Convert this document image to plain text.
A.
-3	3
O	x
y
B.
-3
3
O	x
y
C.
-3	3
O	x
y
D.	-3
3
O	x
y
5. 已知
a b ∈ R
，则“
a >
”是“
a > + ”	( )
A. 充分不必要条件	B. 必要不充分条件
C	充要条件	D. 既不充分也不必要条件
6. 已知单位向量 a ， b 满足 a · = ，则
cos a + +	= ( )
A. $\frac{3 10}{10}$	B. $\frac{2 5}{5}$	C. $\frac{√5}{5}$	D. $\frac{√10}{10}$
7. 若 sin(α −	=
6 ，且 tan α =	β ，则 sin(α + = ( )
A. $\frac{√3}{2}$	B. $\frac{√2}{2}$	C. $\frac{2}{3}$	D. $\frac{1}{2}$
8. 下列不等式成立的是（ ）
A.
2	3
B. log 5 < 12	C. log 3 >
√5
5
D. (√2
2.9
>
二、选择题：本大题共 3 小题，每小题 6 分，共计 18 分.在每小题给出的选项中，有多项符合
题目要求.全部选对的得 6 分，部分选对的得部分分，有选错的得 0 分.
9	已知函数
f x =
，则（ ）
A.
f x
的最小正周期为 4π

+ + +

• [Given instruction]
Check every line for "frac" and show the ones that have it.

• [Solution]
A. $\frac{3 10}{10}$	B. $\frac{2 5}{5}$	C. $\frac{√5}{5}$	D. $\frac{√10}{10}$
A. $\frac{√3}{2}$	B. $\frac{√2}{2}$	C. $\frac{2}{3}$	D. $\frac{1}{2}$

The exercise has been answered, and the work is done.